Saved entries
----

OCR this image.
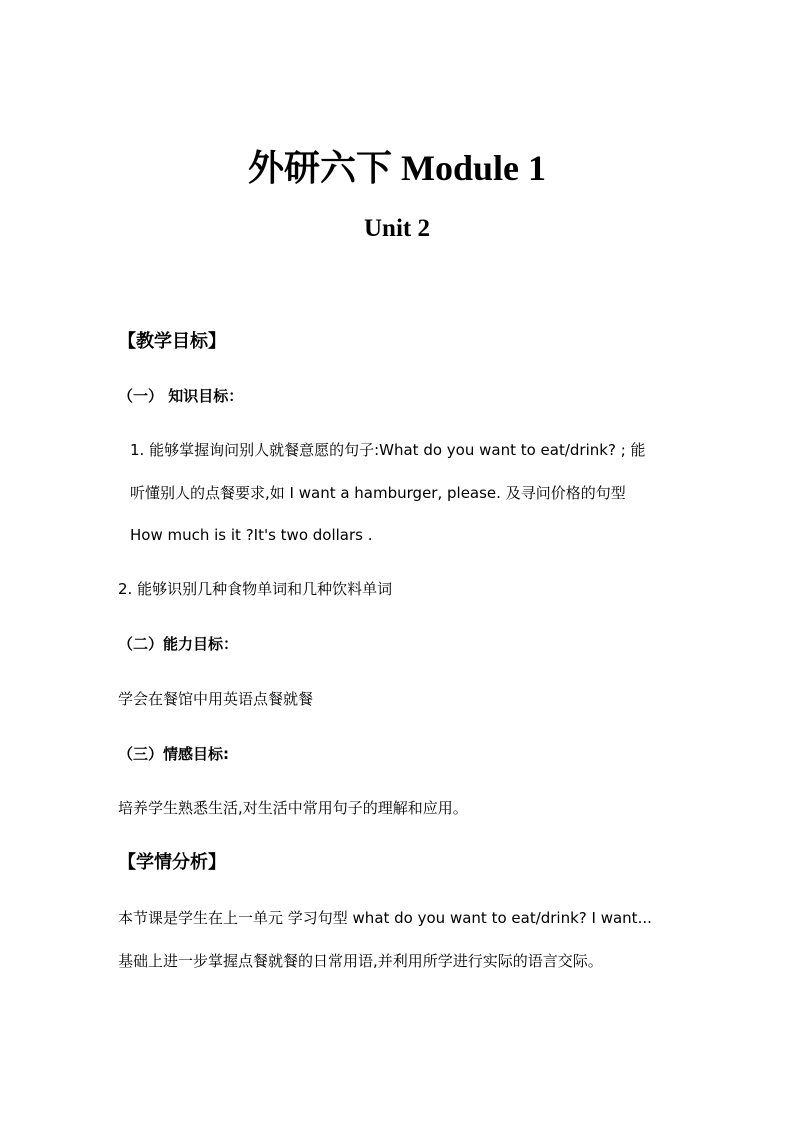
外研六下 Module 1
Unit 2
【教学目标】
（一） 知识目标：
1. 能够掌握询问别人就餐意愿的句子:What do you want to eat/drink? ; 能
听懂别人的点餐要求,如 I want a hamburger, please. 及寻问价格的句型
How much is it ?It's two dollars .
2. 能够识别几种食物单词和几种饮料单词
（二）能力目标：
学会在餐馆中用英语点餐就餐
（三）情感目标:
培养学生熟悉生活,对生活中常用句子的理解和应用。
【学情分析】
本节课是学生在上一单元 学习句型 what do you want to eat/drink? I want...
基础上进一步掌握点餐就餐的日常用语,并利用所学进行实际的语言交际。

----

Task objective:
From the records, copy every line that has the string "drink" in it.

Task result:
1. 能够掌握询问别人就餐意愿的句子:What do you want to eat/drink? ; 能
本节课是学生在上一单元 学习句型 what do you want to eat/drink? I want...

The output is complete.